■ Entries supplied ■
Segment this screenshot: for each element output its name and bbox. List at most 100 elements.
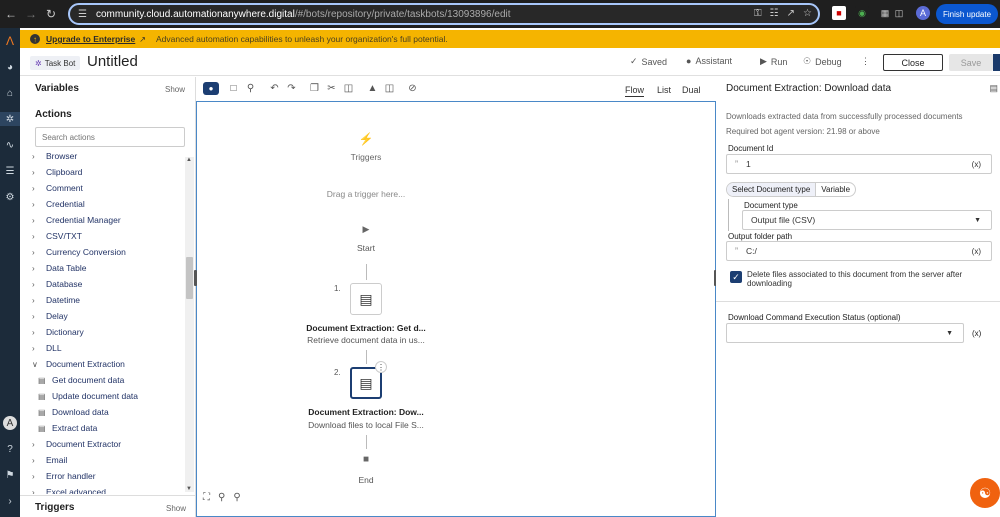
action-category[interactable]: › Credential Manager	[32, 213, 121, 227]
debug-button[interactable]: ☉ Debug	[803, 56, 842, 67]
scroll-down-icon[interactable]: ▼	[186, 486, 192, 492]
insert-variable-icon[interactable]: (x)	[972, 247, 981, 256]
sidebar-icon[interactable]: ◫	[892, 6, 906, 20]
address-bar[interactable]: ☰ community.cloud.automationanywhere.dig…	[68, 3, 820, 25]
triggers-show-link[interactable]: Show	[166, 504, 186, 513]
upgrade-link[interactable]: Upgrade to Enterprise	[46, 34, 135, 44]
automation-icon[interactable]: ✲	[0, 112, 20, 126]
action-sub-item[interactable]: ▤ Extract data	[38, 421, 97, 435]
action-category[interactable]: › Credential	[32, 197, 85, 211]
explore-icon[interactable]: ◕	[3, 60, 17, 74]
action-category[interactable]: › Email	[32, 453, 67, 467]
get-document-data-node[interactable]: ▤	[350, 283, 382, 315]
action-category[interactable]: › Data Table	[32, 261, 86, 275]
translate-icon[interactable]: ☷	[770, 8, 779, 19]
tab-dual[interactable]: Dual	[682, 85, 701, 95]
search-icon[interactable]: ⚲	[244, 82, 257, 95]
password-key-icon[interactable]: ⚿	[754, 8, 762, 19]
record-icon[interactable]: ●	[203, 82, 219, 95]
node-menu-icon[interactable]: ⋮	[375, 361, 387, 373]
zoom-out-icon[interactable]: ⚲	[233, 492, 240, 503]
action-category[interactable]: › DLL	[32, 341, 62, 355]
paste-icon[interactable]: ◫	[342, 82, 355, 95]
search-actions-input[interactable]	[35, 127, 185, 147]
manage-icon[interactable]: ☰	[3, 164, 17, 178]
save-button[interactable]: Save	[949, 54, 993, 71]
fit-screen-icon[interactable]: ⛶	[203, 492, 210, 503]
document-type-select[interactable]: Output file (CSV) ▼	[742, 210, 992, 230]
extensions-puzzle-icon[interactable]: ▦	[878, 6, 892, 20]
document-id-field[interactable]: ” 1 (x)	[726, 154, 992, 174]
finish-update-button[interactable]: Finish update	[936, 4, 998, 24]
bot-assistant-fab-icon[interactable]: ☯	[970, 478, 1000, 508]
action-category[interactable]: › Error handler	[32, 469, 96, 483]
save-dropdown-button[interactable]	[993, 54, 1000, 71]
extension-icon[interactable]: ■	[832, 6, 846, 20]
action-category[interactable]: › Dictionary	[32, 325, 84, 339]
left-splitter-handle[interactable]	[194, 270, 197, 286]
action-category[interactable]: › Document Extractor	[32, 437, 121, 451]
assistant-button[interactable]: ● Assistant	[686, 56, 732, 66]
delete-files-checkbox[interactable]: ✓	[730, 271, 742, 283]
enable-icon[interactable]: ▲	[366, 82, 379, 95]
bookmark-star-icon[interactable]: ☆	[803, 8, 812, 19]
reload-icon[interactable]: ↻	[42, 5, 60, 23]
back-icon[interactable]: ←	[2, 5, 20, 23]
action-category[interactable]: › Datetime	[32, 293, 80, 307]
action-category[interactable]: › Clipboard	[32, 165, 82, 179]
site-info-icon[interactable]: ☰	[78, 9, 87, 20]
settings-gear-icon[interactable]: ⚙	[3, 190, 17, 204]
user-avatar[interactable]: A	[3, 416, 17, 430]
expand-rail-icon[interactable]: ›	[3, 494, 17, 508]
run-button[interactable]: ▶ Run	[760, 56, 787, 67]
triggers-heading[interactable]: Triggers	[35, 502, 74, 513]
activity-icon[interactable]: ∿	[3, 138, 17, 152]
aa-logo-icon[interactable]: Λ	[3, 34, 17, 48]
documentation-icon[interactable]: ▤	[989, 83, 998, 94]
bot-title[interactable]: Untitled	[87, 53, 138, 70]
undo-icon[interactable]: ↶	[268, 82, 281, 95]
action-category[interactable]: › Currency Conversion	[32, 245, 126, 259]
forward-icon[interactable]: →	[22, 5, 40, 23]
actions-scrollbar[interactable]: ▲ ▼	[185, 157, 194, 492]
action-category[interactable]: ∨ Document Extraction	[32, 357, 125, 371]
tab-flow[interactable]: Flow	[625, 85, 645, 97]
output-folder-field[interactable]: ” C:/ (x)	[726, 241, 992, 261]
action-category[interactable]: › CSV/TXT	[32, 229, 82, 243]
close-button[interactable]: Close	[883, 54, 943, 71]
scrollbar-thumb[interactable]	[186, 257, 193, 299]
select-document-type-option[interactable]: Select Document type	[727, 183, 817, 196]
home-icon[interactable]: ⌂	[3, 86, 17, 100]
share-icon[interactable]: ↗	[787, 8, 795, 19]
more-options-icon[interactable]: ⋮	[861, 56, 870, 67]
status-variable-select[interactable]: ▼	[726, 323, 964, 343]
action-category[interactable]: › Comment	[32, 181, 83, 195]
variables-show-link[interactable]: Show	[165, 85, 185, 94]
action-category[interactable]: › Browser	[32, 153, 77, 163]
notification-icon[interactable]: ⚑	[3, 468, 17, 482]
action-sub-item[interactable]: ▤ Get document data	[38, 373, 124, 387]
copy-icon[interactable]: ❐	[308, 82, 321, 95]
disable-icon[interactable]: ⊘	[406, 82, 419, 95]
create-variable-icon[interactable]: (x)	[972, 329, 981, 338]
select-icon[interactable]: □	[227, 82, 240, 95]
zoom-in-icon[interactable]: ⚲	[218, 492, 225, 503]
action-sub-item[interactable]: ▤ Download data	[38, 405, 109, 419]
action-sub-item[interactable]: ▤ Update document data	[38, 389, 138, 403]
redo-icon[interactable]: ↷	[285, 82, 298, 95]
help-icon[interactable]: ?	[3, 442, 17, 456]
delete-icon[interactable]: ◫	[383, 82, 396, 95]
tab-list[interactable]: List	[657, 85, 671, 95]
cut-icon[interactable]: ✂	[325, 82, 338, 95]
action-category[interactable]: › Database	[32, 277, 82, 291]
action-category[interactable]: › Excel advanced	[32, 485, 106, 494]
flow-canvas[interactable]: ⚡ Triggers Drag a trigger here... ▶ Star…	[196, 101, 716, 517]
drag-trigger-hint[interactable]: Drag a trigger here...	[266, 189, 466, 199]
variables-heading[interactable]: Variables	[35, 83, 79, 94]
insert-variable-icon[interactable]: (x)	[972, 160, 981, 169]
extension-green-icon[interactable]: ◉	[855, 6, 869, 20]
action-category[interactable]: › Delay	[32, 309, 68, 323]
variable-option[interactable]: Variable	[816, 183, 855, 196]
scroll-up-icon[interactable]: ▲	[186, 157, 192, 163]
profile-avatar[interactable]: A	[916, 6, 930, 20]
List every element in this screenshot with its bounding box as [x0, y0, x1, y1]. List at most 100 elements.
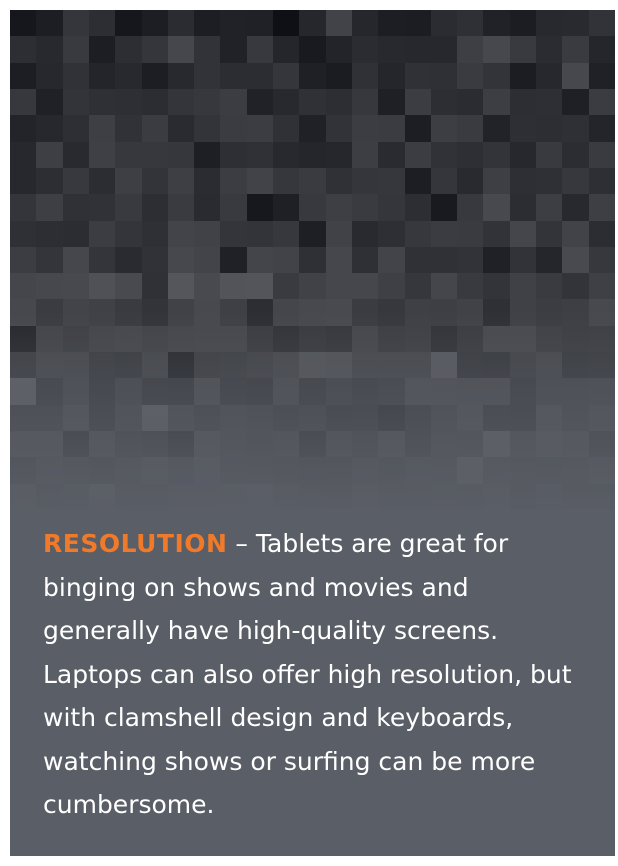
- mosaic-pixel: [167, 62, 195, 89]
- mosaic-pixel: [562, 273, 589, 300]
- mosaic-pixel: [562, 88, 589, 116]
- mosaic-pixel: [194, 10, 221, 37]
- mosaic-pixel: [509, 141, 537, 168]
- mosaic-pixel: [167, 167, 195, 195]
- mosaic-pixel: [141, 194, 168, 221]
- mosaic-pixel: [430, 10, 458, 37]
- card-body: Tablets are great for binging on shows a…: [43, 529, 572, 819]
- mosaic-pixel: [457, 273, 484, 300]
- mosaic-pixel: [457, 141, 484, 168]
- mosaic-pixel: [404, 273, 431, 300]
- mosaic-pixel: [88, 246, 116, 274]
- mosaic-pixel: [299, 36, 326, 63]
- mosaic-pixel: [536, 36, 563, 63]
- mosaic-pixel: [351, 273, 379, 300]
- mosaic-pixel: [10, 167, 37, 195]
- mosaic-pixel: [378, 62, 405, 89]
- mosaic-pixel: [562, 246, 589, 274]
- mosaic-pixel: [10, 220, 37, 247]
- mosaic-pixel: [273, 88, 300, 116]
- mosaic-pixel: [483, 115, 510, 142]
- mosaic-pixel: [141, 220, 168, 247]
- mosaic-pixel: [404, 115, 431, 142]
- mosaic-pixel: [483, 88, 510, 116]
- mosaic-pixel: [273, 246, 300, 274]
- mosaic-pixel: [562, 220, 589, 247]
- mosaic-pixel: [115, 36, 142, 63]
- mosaic-pixel: [536, 115, 563, 142]
- mosaic-pixel: [562, 36, 589, 63]
- mosaic-pixel: [10, 194, 37, 221]
- mosaic-pixel: [325, 273, 352, 300]
- mosaic-pixel: [194, 273, 221, 300]
- mosaic-pixel: [404, 194, 431, 221]
- mosaic-pixel: [536, 246, 563, 274]
- mosaic-pixel: [509, 36, 537, 63]
- card-text: RESOLUTION – Tablets are great for bingi…: [43, 522, 583, 827]
- mosaic-pixel: [325, 220, 352, 247]
- mosaic-pixel: [351, 115, 379, 142]
- mosaic-pixel: [536, 88, 563, 116]
- mosaic-pixel: [141, 36, 168, 63]
- mosaic-pixel: [483, 36, 510, 63]
- mosaic-pixel: [220, 62, 247, 89]
- mosaic-pixel: [299, 167, 326, 195]
- mosaic-pixel: [88, 273, 116, 300]
- mosaic-pixel: [351, 167, 379, 195]
- mosaic-pixel: [457, 115, 484, 142]
- mosaic-pixel: [404, 10, 431, 37]
- mosaic-pixel: [457, 246, 484, 274]
- mosaic-pixel: [246, 246, 274, 274]
- mosaic-pixel: [10, 62, 37, 89]
- mosaic-pixel: [483, 141, 510, 168]
- mosaic-pixel: [562, 62, 589, 89]
- mosaic-pixel: [378, 273, 405, 300]
- mosaic-pixel: [430, 141, 458, 168]
- mosaic-pixel: [220, 220, 247, 247]
- mosaic-pixel: [220, 141, 247, 168]
- mosaic-fade-overlay: [10, 310, 615, 520]
- mosaic-pixel: [562, 167, 589, 195]
- mosaic-pixel: [588, 167, 615, 195]
- mosaic-pixel: [483, 273, 510, 300]
- mosaic-pixel: [536, 220, 563, 247]
- mosaic-pixel: [483, 167, 510, 195]
- mosaic-pixel: [509, 273, 537, 300]
- mosaic-pixel: [115, 246, 142, 274]
- mosaic-pixel: [378, 36, 405, 63]
- mosaic-pixel: [246, 220, 274, 247]
- mosaic-pixel: [588, 220, 615, 247]
- mosaic-pixel: [88, 141, 116, 168]
- mosaic-pixel: [351, 194, 379, 221]
- mosaic-pixel: [141, 246, 168, 274]
- mosaic-pixel: [404, 141, 431, 168]
- mosaic-pixel: [194, 88, 221, 116]
- mosaic-pixel: [167, 273, 195, 300]
- mosaic-pixel: [378, 167, 405, 195]
- mosaic-pixel: [588, 88, 615, 116]
- mosaic-pixel: [62, 62, 89, 89]
- mosaic-pixel: [88, 62, 116, 89]
- mosaic-pixel: [351, 141, 379, 168]
- mosaic-pixel: [62, 10, 89, 37]
- mosaic-pixel: [404, 246, 431, 274]
- mosaic-pixel: [194, 36, 221, 63]
- mosaic-pixel: [404, 36, 431, 63]
- mosaic-pixel: [588, 194, 615, 221]
- mosaic-pixel: [351, 10, 379, 37]
- mosaic-pixel: [246, 167, 274, 195]
- mosaic-pixel: [509, 194, 537, 221]
- mosaic-pixel: [220, 10, 247, 37]
- mosaic-pixel: [430, 246, 458, 274]
- mosaic-pixel: [273, 167, 300, 195]
- mosaic-pixel: [588, 62, 615, 89]
- mosaic-pixel: [430, 194, 458, 221]
- mosaic-pixel: [141, 167, 168, 195]
- mosaic-pixel: [457, 88, 484, 116]
- mosaic-pixel: [167, 115, 195, 142]
- mosaic-pixel: [36, 10, 63, 37]
- mosaic-pixel: [457, 62, 484, 89]
- mosaic-pixel: [483, 10, 510, 37]
- mosaic-pixel: [325, 167, 352, 195]
- mosaic-pixel: [325, 10, 352, 37]
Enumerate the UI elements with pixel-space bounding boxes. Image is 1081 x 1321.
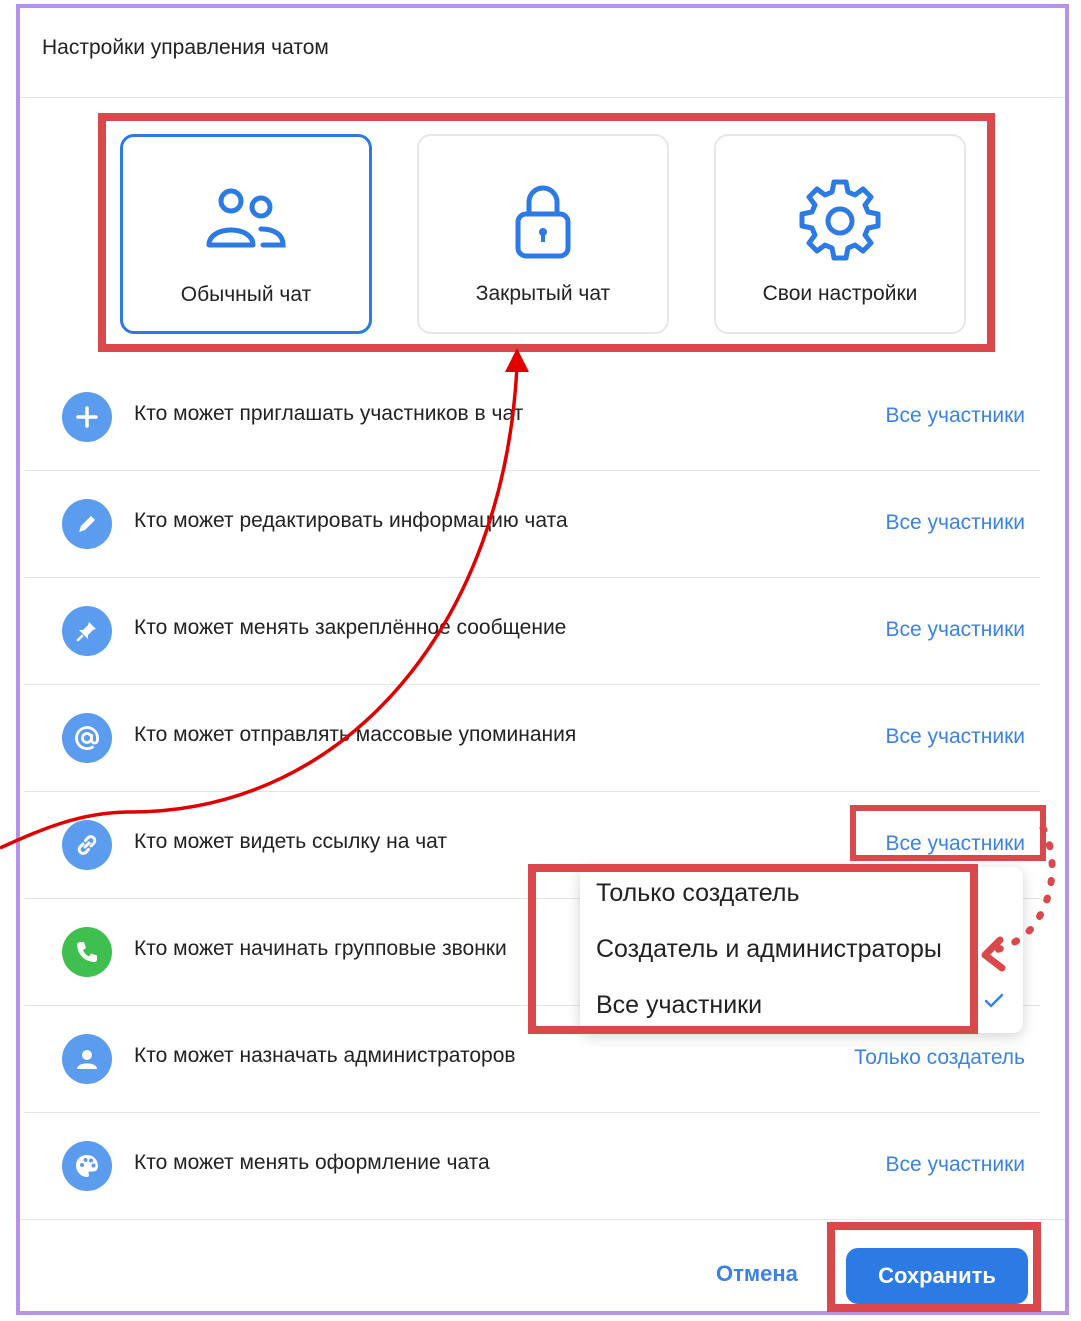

■ Stated problem ■
Please rewrite the records starting at the line with "- mosaic-pixel: [167, 62, 195, 89]" and ending at the line with "- mosaic-pixel: [483, 88, 510, 116]", replacing "mosaic-pixel" with "mosaic-tile" and leaving everything else unchanged. Give only those lines.

■ Response to this task ■
- mosaic-tile: [167, 62, 195, 89]
- mosaic-tile: [562, 273, 589, 300]
- mosaic-tile: [562, 88, 589, 116]
- mosaic-tile: [194, 10, 221, 37]
- mosaic-tile: [509, 141, 537, 168]
- mosaic-tile: [167, 167, 195, 195]
- mosaic-tile: [141, 194, 168, 221]
- mosaic-tile: [430, 10, 458, 37]
- card-body: Tablets are great for binging on shows a…: [43, 529, 572, 819]
- mosaic-tile: [457, 273, 484, 300]
- mosaic-tile: [457, 141, 484, 168]
- mosaic-tile: [404, 273, 431, 300]
- mosaic-tile: [88, 246, 116, 274]
- mosaic-tile: [299, 36, 326, 63]
- mosaic-tile: [536, 36, 563, 63]
- mosaic-tile: [351, 273, 379, 300]
- mosaic-tile: [10, 167, 37, 195]
- mosaic-tile: [378, 62, 405, 89]
- mosaic-tile: [562, 246, 589, 274]
- mosaic-tile: [10, 220, 37, 247]
- mosaic-tile: [273, 88, 300, 116]
- mosaic-tile: [483, 115, 510, 142]
- mosaic-tile: [141, 220, 168, 247]
- mosaic-tile: [404, 115, 431, 142]
- mosaic-tile: [483, 88, 510, 116]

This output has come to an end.